■ **Requirement**
Could every line of the data be printed exactly as it reads?

■ **Supplied records**
>> Begin
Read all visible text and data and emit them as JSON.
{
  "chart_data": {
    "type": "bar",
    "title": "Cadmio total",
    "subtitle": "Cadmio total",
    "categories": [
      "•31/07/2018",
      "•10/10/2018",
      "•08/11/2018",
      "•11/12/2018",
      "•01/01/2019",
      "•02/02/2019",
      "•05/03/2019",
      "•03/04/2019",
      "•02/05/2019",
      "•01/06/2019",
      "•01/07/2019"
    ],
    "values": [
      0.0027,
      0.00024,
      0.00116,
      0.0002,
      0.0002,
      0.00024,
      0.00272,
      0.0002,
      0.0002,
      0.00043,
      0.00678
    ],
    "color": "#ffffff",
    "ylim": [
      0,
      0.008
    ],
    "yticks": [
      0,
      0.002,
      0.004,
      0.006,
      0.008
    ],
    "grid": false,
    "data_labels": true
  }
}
>> End
■ **The output**
Read all visible text and data and emit them as JSON.
{
  "chart_data": {
    "type": "bar",
    "title": "Cadmio total",
    "subtitle": "Cadmio total",
    "categories": [
      "•31/07/2018",
      "•10/10/2018",
      "•08/11/2018",
      "•11/12/2018",
      "•01/01/2019",
      "•02/02/2019",
      "•05/03/2019",
      "•03/04/2019",
      "•02/05/2019",
      "•01/06/2019",
      "•01/07/2019"
    ],
    "values": [
      0.0027,
      0.00024,
      0.00116,
      0.0002,
      0.0002,
      0.00024,
      0.00272,
      0.0002,
      0.0002,
      0.00043,
      0.00678
    ],
    "color": "#ffffff",
    "ylim": [
      0,
      0.008
    ],
    "yticks": [
      0,
      0.002,
      0.004,
      0.006,
      0.008
    ],
    "grid": false,
    "data_labels": true
  }
}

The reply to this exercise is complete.